_What this exercise asks_
**A)** Count the lines in the rows that contain the string "minutes", treating uppercase and lowercase as different. Give only the number.
**B)** Extend the write-up on running a PyTorch model on the ESP32 S3, picking up right after its last sentence.

_Supplied passage_

Running a PyTorch Model on the ESP32 S3

This log describes the steps I am taking to make a model trained in PyTorch work on the ESP32 S3 (M5Stack Core S3)

Public Chat
Similar projects worth following
I'm logging my actions while I'm trying to move a model from PyTorch to the ESP32 S3. The S3 has a SIMD extension baked into the XTensa CPU, allowing you to do certain operations vectorized. The available operations have been chosen to help accelerate (quantized) AI loads.

One of the most important operations made available is a vectorized fused multiply and add on 8 or 16 bit data, while loading the next data and performing alignment of this data". This is ideally suited for (quantized) convolutions and fully connected layers (matrix multiplications).

Espressif offers 2 options to access these functionalities, ESP-DSP and ESP-DL. I will get into how they both suck later and show a third option: using assembly language to run the instructions directly.


My priority is to get a model to run fast enough on an ESP32 S3. This means we have to make some tough decisions... Even though you should always keep the quality of your code to a high standard, when it comes to pure optimization nothing is sacred. If you're lucky, the compiler will do most of the work optimizing the code, but when it comes to custom instruction sets like the one found in the ESP32 S3 we're out of luck. We have a few choices, and I would always advice to start with a high level option, like an API that abstracts some of the internals, and move your way down if you run into obstacles. This is what I did here, I went from ESP-DL to ESP-DSP to raw assembly in order to get things done. Maintainability, Reusability, Readability? Out the window! And in return we get full control over the SIMD instructions that make this model go fast!


The AI framework built by espressif, containing samples on how to do face detection and face recognition, can be found here: esp-dl (github) . This all looks great at first sight, and I started to try and make an interface between PyTorch and how this framework expect its models. I built a custom QuantizationObserver to make sure the quantization to int8 takes into account the limitations of the ESP-DL framework and converted my model. I quickly ran into some issues / bugs, probably on my side, that needed to be resolved.

_Exercise materials_
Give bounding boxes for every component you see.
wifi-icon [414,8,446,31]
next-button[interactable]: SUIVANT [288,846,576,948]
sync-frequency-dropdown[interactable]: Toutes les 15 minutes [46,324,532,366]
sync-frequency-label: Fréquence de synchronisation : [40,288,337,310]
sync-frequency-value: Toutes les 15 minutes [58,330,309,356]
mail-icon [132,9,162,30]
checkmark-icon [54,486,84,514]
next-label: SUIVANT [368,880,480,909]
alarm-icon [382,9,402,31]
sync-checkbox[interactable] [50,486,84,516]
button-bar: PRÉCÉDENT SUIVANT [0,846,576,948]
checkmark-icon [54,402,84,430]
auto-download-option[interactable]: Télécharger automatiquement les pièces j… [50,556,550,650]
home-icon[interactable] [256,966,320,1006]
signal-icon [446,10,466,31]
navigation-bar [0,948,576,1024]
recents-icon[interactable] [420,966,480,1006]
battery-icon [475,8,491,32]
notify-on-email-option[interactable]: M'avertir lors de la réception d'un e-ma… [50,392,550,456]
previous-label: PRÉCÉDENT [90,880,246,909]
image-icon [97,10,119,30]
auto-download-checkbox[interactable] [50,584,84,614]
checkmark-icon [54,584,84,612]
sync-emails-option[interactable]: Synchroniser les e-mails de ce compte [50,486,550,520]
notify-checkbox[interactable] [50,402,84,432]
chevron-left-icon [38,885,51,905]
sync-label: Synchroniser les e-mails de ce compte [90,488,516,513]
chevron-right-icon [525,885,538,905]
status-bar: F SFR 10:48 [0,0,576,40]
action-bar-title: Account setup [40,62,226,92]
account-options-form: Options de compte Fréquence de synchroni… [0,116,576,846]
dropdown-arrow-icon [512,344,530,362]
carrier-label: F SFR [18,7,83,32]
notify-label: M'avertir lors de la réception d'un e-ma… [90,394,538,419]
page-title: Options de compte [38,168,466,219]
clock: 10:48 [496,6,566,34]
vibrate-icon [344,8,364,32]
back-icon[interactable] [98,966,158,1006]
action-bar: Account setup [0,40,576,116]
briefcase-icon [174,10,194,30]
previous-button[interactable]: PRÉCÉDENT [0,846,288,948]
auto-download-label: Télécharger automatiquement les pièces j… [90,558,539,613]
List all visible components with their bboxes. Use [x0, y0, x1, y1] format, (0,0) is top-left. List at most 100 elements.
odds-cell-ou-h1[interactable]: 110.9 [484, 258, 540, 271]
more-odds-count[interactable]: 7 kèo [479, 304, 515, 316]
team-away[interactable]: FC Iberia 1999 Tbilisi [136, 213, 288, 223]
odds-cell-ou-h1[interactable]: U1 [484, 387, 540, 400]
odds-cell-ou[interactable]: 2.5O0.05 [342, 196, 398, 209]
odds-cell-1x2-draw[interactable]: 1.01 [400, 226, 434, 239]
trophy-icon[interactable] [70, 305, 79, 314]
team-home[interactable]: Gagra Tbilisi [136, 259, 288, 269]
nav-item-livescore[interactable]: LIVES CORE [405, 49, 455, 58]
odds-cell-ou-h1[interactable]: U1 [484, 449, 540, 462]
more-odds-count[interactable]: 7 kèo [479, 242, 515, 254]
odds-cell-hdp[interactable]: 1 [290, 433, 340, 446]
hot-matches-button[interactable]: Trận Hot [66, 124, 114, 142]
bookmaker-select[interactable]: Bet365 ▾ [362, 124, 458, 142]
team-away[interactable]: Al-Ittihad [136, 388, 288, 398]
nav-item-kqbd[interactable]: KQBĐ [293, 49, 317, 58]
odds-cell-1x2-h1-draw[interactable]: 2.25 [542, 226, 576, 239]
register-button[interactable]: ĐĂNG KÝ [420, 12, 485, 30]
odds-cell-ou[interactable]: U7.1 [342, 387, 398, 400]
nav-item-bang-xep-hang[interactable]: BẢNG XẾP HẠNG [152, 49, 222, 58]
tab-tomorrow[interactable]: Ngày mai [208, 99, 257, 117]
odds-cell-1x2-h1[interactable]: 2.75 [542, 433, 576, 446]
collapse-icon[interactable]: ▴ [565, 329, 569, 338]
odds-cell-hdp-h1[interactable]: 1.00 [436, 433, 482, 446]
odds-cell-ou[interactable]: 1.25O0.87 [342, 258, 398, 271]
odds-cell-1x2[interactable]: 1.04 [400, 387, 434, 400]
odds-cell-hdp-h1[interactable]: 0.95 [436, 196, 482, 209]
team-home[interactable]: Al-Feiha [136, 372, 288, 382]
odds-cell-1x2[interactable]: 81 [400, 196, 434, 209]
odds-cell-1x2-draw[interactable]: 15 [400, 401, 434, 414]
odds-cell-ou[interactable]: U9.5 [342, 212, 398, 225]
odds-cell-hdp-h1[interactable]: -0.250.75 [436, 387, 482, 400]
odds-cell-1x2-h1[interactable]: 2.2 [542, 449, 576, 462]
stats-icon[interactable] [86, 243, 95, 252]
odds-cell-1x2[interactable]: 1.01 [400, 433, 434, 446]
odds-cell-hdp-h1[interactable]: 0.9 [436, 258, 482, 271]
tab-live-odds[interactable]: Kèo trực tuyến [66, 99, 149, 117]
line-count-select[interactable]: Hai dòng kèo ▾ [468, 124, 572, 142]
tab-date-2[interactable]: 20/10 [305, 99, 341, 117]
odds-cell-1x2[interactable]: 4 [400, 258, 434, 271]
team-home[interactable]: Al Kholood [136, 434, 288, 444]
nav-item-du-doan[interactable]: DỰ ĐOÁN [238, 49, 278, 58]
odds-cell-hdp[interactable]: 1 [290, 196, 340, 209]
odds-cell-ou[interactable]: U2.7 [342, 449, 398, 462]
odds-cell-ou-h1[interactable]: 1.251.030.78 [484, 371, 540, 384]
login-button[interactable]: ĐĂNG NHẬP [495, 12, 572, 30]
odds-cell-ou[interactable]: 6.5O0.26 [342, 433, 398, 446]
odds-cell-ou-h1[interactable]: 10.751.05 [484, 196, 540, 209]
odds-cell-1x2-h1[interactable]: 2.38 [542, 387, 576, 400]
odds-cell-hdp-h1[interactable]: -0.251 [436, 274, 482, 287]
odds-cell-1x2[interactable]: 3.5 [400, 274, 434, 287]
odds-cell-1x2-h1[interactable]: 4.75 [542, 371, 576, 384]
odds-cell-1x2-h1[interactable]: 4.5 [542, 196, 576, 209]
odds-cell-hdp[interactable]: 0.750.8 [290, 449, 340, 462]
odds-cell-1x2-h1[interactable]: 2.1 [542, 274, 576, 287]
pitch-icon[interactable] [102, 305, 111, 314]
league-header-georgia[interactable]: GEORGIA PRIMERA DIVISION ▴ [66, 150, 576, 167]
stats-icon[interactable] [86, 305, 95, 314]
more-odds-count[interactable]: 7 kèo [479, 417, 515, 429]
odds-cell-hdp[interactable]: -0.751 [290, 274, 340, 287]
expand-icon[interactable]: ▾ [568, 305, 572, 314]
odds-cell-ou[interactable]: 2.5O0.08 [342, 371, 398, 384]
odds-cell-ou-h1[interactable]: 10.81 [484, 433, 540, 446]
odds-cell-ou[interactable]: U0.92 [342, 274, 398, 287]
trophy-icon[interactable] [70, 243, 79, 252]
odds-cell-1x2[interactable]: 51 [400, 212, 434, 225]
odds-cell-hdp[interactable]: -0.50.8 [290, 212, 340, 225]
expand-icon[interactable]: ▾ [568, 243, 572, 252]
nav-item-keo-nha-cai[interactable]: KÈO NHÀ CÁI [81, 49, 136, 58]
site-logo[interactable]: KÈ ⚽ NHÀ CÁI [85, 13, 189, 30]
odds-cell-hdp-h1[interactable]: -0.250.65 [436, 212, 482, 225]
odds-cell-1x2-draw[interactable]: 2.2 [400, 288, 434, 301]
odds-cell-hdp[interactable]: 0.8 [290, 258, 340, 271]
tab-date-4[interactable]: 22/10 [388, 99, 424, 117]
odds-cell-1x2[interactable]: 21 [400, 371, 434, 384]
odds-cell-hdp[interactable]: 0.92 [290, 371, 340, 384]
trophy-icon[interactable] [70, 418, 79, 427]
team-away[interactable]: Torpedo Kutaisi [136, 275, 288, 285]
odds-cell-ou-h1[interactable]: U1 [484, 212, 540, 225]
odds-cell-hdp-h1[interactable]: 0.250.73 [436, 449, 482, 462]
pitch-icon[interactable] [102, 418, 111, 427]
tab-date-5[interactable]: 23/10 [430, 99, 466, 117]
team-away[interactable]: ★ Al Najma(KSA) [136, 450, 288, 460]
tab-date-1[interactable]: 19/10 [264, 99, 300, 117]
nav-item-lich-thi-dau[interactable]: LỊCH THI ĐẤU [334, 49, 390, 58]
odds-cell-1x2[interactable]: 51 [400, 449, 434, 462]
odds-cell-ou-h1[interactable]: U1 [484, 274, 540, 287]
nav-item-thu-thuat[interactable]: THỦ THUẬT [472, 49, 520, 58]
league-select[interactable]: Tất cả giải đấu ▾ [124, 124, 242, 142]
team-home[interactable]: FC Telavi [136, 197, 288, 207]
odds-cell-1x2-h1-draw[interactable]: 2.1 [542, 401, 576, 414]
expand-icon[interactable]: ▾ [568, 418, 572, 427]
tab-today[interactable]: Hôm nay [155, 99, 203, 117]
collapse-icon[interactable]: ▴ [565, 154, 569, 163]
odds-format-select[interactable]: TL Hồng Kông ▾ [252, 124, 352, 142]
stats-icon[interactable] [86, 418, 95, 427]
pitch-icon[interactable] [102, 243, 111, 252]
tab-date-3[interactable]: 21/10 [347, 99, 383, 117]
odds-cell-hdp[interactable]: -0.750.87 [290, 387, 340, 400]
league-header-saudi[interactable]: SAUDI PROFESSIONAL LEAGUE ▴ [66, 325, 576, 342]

_Answers to the problems_
**A)** 2

**B)**
So I started to look into the source code of the framework to see if I was using the proper permutations of data and hit a brick wall in the form of library files. No source, other than the headers, is shared with this project, making it a black box. It requests of you to use a custom model converted tool for which also no source is shared. I can't work like that, so I ditched the idea of using this framework.


The DSP framework build by espressif, that exposes an API using the extended instructions (SIMD) present on the ESP32 and ESP32-S3 SoCs, esp-dsp (github). It has functionalities like convolution and matrix multiplication, so I figured I could use that to create my own convolution / linear layers. In the end, a convolution or linear layer is just a reordering of data (unfold), a matrix multiplication and folding to the output shape. A matrix multiplication is just a set of dot products. There is a header dspi_dotprod.h that takes in 2d "images" (one input, one kernel) and performs a dot product, on quantized data ([u]int8, [u]int16). It suggests that you can set up the strides for x and y, which should make it possible to define patches of a source image, keeping the stride of the source image, without copying data around.

I wrote a function to split an image up into patches, the size of the kernel and put it through this function, but I got horrible results. Luckily this project does have source code available, assembly code to be exact, so I dove into the code and realized that it would fall back to slow code if the patch isn't aligned properly, or has weird sizes, and a slew of other constraints on the data before it would run an optimized path. Furthermore, the function does not saturate the result, meaning that if your dot product is larger than a certain maximum, it would simply take the lower 8 bits, instead of clamping it to the output range.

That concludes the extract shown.